_GIVEN PROBLEM_. Write out the full set of records below exactly.
►
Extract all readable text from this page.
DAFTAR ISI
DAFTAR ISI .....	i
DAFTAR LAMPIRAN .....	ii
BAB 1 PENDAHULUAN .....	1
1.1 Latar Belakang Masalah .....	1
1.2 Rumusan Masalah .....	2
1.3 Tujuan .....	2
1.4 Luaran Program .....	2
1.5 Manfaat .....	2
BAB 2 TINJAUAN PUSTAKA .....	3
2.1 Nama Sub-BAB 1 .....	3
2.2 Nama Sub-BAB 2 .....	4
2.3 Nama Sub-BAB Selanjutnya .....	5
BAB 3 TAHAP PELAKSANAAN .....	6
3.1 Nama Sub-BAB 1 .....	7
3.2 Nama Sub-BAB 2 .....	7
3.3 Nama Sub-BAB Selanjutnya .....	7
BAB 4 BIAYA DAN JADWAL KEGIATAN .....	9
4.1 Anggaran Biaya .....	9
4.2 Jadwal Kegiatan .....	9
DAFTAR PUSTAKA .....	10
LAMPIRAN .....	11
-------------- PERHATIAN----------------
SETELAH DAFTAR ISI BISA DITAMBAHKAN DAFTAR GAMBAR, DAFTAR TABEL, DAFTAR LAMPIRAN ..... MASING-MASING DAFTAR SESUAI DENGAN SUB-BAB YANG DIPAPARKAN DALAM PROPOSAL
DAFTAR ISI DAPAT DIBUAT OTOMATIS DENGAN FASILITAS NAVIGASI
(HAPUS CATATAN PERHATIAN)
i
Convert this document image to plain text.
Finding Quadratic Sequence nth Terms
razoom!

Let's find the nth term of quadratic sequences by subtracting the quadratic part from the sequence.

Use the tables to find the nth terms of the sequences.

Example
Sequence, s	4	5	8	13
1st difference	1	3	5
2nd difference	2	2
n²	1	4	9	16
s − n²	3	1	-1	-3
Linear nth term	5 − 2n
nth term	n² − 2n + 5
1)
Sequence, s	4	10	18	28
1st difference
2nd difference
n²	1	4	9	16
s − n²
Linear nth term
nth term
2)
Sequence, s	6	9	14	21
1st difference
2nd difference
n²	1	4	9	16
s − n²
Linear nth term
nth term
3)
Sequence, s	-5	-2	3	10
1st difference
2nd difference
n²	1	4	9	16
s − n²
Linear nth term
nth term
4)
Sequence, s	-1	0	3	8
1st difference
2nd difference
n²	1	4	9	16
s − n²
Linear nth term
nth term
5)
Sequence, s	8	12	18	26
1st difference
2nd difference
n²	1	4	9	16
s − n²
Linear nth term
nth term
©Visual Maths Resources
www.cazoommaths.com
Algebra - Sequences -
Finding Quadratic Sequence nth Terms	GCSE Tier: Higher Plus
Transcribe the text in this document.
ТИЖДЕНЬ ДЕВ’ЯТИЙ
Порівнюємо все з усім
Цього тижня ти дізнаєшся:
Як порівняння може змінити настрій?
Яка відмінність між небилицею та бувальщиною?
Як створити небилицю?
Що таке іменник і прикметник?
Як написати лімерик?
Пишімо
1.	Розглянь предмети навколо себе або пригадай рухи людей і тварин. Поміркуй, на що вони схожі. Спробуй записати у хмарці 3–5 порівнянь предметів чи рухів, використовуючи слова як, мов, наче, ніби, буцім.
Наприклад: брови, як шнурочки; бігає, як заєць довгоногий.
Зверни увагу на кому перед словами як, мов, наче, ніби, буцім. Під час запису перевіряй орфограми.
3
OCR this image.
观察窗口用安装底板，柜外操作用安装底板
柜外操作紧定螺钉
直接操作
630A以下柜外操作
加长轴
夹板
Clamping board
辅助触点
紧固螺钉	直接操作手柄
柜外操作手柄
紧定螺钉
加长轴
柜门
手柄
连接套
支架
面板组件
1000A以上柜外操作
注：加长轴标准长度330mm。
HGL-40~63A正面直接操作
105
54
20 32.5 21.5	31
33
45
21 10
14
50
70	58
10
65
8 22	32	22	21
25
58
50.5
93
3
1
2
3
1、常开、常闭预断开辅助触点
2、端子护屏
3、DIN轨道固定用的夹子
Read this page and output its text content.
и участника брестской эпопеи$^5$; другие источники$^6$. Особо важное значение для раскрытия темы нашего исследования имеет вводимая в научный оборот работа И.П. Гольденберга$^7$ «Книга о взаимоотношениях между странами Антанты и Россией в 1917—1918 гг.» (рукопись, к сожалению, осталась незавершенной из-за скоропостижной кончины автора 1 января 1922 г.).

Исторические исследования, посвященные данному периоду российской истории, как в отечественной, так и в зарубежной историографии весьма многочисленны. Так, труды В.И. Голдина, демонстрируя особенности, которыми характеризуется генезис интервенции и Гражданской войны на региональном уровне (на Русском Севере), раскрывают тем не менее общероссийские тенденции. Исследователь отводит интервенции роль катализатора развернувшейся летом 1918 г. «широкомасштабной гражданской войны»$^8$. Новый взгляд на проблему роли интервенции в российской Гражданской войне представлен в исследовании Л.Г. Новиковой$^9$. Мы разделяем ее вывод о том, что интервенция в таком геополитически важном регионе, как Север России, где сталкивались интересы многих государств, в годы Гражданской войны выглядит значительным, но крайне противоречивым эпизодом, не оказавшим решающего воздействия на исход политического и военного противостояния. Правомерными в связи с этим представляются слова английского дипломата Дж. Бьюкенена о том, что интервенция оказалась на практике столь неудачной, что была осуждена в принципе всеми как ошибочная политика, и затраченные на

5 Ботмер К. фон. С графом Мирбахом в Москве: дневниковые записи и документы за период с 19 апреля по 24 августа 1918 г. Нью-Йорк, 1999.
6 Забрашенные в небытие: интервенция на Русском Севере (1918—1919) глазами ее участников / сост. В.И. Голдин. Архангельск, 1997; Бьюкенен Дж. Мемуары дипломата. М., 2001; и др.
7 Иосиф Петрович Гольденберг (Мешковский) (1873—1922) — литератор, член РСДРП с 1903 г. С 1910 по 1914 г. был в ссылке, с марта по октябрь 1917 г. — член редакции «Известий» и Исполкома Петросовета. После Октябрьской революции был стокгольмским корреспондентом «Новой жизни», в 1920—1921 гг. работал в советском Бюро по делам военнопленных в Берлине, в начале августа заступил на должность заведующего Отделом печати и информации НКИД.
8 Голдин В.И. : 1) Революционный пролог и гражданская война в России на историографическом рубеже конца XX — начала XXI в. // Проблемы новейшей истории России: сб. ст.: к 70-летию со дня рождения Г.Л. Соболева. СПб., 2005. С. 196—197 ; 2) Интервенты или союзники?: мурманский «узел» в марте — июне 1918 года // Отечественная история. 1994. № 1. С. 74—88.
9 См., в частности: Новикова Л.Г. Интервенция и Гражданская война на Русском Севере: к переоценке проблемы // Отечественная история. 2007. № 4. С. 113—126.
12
◄
_WRITTEN ANSWER_.
Extract all readable text from this page.
DAFTAR ISI
DAFTAR ISI .....	i
DAFTAR LAMPIRAN .....	ii
BAB 1 PENDAHULUAN .....	1
1.1 Latar Belakang Masalah .....	1
1.2 Rumusan Masalah .....	2
1.3 Tujuan .....	2
1.4 Luaran Program .....	2
1.5 Manfaat .....	2
BAB 2 TINJAUAN PUSTAKA .....	3
2.1 Nama Sub-BAB 1 .....	3
2.2 Nama Sub-BAB 2 .....	4
2.3 Nama Sub-BAB Selanjutnya .....	5
BAB 3 TAHAP PELAKSANAAN .....	6
3.1 Nama Sub-BAB 1 .....	7
3.2 Nama Sub-BAB 2 .....	7
3.3 Nama Sub-BAB Selanjutnya .....	7
BAB 4 BIAYA DAN JADWAL KEGIATAN .....	9
4.1 Anggaran Biaya .....	9
4.2 Jadwal Kegiatan .....	9
DAFTAR PUSTAKA .....	10
LAMPIRAN .....	11
-------------- PERHATIAN----------------
SETELAH DAFTAR ISI BISA DITAMBAHKAN DAFTAR GAMBAR, DAFTAR TABEL, DAFTAR LAMPIRAN ..... MASING-MASING DAFTAR SESUAI DENGAN SUB-BAB YANG DIPAPARKAN DALAM PROPOSAL
DAFTAR ISI DAPAT DIBUAT OTOMATIS DENGAN FASILITAS NAVIGASI
(HAPUS CATATAN PERHATIAN)
i
Convert this document image to plain text.
Finding Quadratic Sequence nth Terms
razoom!

Let's find the nth term of quadratic sequences by subtracting the quadratic part from the sequence.

Use the tables to find the nth terms of the sequences.

Example
Sequence, s	4	5	8	13
1st difference	1	3	5
2nd difference	2	2
n²	1	4	9	16
s − n²	3	1	-1	-3
Linear nth term	5 − 2n
nth term	n² − 2n + 5
1)
Sequence, s	4	10	18	28
1st difference
2nd difference
n²	1	4	9	16
s − n²
Linear nth term
nth term
2)
Sequence, s	6	9	14	21
1st difference
2nd difference
n²	1	4	9	16
s − n²
Linear nth term
nth term
3)
Sequence, s	-5	-2	3	10
1st difference
2nd difference
n²	1	4	9	16
s − n²
Linear nth term
nth term
4)
Sequence, s	-1	0	3	8
1st difference
2nd difference
n²	1	4	9	16
s − n²
Linear nth term
nth term
5)
Sequence, s	8	12	18	26
1st difference
2nd difference
n²	1	4	9	16
s − n²
Linear nth term
nth term
©Visual Maths Resources
www.cazoommaths.com
Algebra - Sequences -
Finding Quadratic Sequence nth Terms	GCSE Tier: Higher Plus
Transcribe the text in this document.
ТИЖДЕНЬ ДЕВ’ЯТИЙ
Порівнюємо все з усім
Цього тижня ти дізнаєшся:
Як порівняння може змінити настрій?
Яка відмінність між небилицею та бувальщиною?
Як створити небилицю?
Що таке іменник і прикметник?
Як написати лімерик?
Пишімо
1.	Розглянь предмети навколо себе або пригадай рухи людей і тварин. Поміркуй, на що вони схожі. Спробуй записати у хмарці 3–5 порівнянь предметів чи рухів, використовуючи слова як, мов, наче, ніби, буцім.
Наприклад: брови, як шнурочки; бігає, як заєць довгоногий.
Зверни увагу на кому перед словами як, мов, наче, ніби, буцім. Під час запису перевіряй орфограми.
3
OCR this image.
观察窗口用安装底板，柜外操作用安装底板
柜外操作紧定螺钉
直接操作
630A以下柜外操作
加长轴
夹板
Clamping board
辅助触点
紧固螺钉	直接操作手柄
柜外操作手柄
紧定螺钉
加长轴
柜门
手柄
连接套
支架
面板组件
1000A以上柜外操作
注：加长轴标准长度330mm。
HGL-40~63A正面直接操作
105
54
20 32.5 21.5	31
33
45
21 10
14
50
70	58
10
65
8 22	32	22	21
25
58
50.5
93
3
1
2
3
1、常开、常闭预断开辅助触点
2、端子护屏
3、DIN轨道固定用的夹子
Read this page and output its text content.
и участника брестской эпопеи$^5$; другие источники$^6$. Особо важное значение для раскрытия темы нашего исследования имеет вводимая в научный оборот работа И.П. Гольденберга$^7$ «Книга о взаимоотношениях между странами Антанты и Россией в 1917—1918 гг.» (рукопись, к сожалению, осталась незавершенной из-за скоропостижной кончины автора 1 января 1922 г.).

Исторические исследования, посвященные данному периоду российской истории, как в отечественной, так и в зарубежной историографии весьма многочисленны. Так, труды В.И. Голдина, демонстрируя особенности, которыми характеризуется генезис интервенции и Гражданской войны на региональном уровне (на Русском Севере), раскрывают тем не менее общероссийские тенденции. Исследователь отводит интервенции роль катализатора развернувшейся летом 1918 г. «широкомасштабной гражданской войны»$^8$. Новый взгляд на проблему роли интервенции в российской Гражданской войне представлен в исследовании Л.Г. Новиковой$^9$. Мы разделяем ее вывод о том, что интервенция в таком геополитически важном регионе, как Север России, где сталкивались интересы многих государств, в годы Гражданской войны выглядит значительным, но крайне противоречивым эпизодом, не оказавшим решающего воздействия на исход политического и военного противостояния. Правомерными в связи с этим представляются слова английского дипломата Дж. Бьюкенена о том, что интервенция оказалась на практике столь неудачной, что была осуждена в принципе всеми как ошибочная политика, и затраченные на

5 Ботмер К. фон. С графом Мирбахом в Москве: дневниковые записи и документы за период с 19 апреля по 24 августа 1918 г. Нью-Йорк, 1999.
6 Забрашенные в небытие: интервенция на Русском Севере (1918—1919) глазами ее участников / сост. В.И. Голдин. Архангельск, 1997; Бьюкенен Дж. Мемуары дипломата. М., 2001; и др.
7 Иосиф Петрович Гольденберг (Мешковский) (1873—1922) — литератор, член РСДРП с 1903 г. С 1910 по 1914 г. был в ссылке, с марта по октябрь 1917 г. — член редакции «Известий» и Исполкома Петросовета. После Октябрьской революции был стокгольмским корреспондентом «Новой жизни», в 1920—1921 гг. работал в советском Бюро по делам военнопленных в Берлине, в начале августа заступил на должность заведующего Отделом печати и информации НКИД.
8 Голдин В.И. : 1) Революционный пролог и гражданская война в России на историографическом рубеже конца XX — начала XXI в. // Проблемы новейшей истории России: сб. ст.: к 70-летию со дня рождения Г.Л. Соболева. СПб., 2005. С. 196—197 ; 2) Интервенты или союзники?: мурманский «узел» в марте — июне 1918 года // Отечественная история. 1994. № 1. С. 74—88.
9 См., в частности: Новикова Л.Г. Интервенция и Гражданская война на Русском Севере: к переоценке проблемы // Отечественная история. 2007. № 4. С. 113—126.
12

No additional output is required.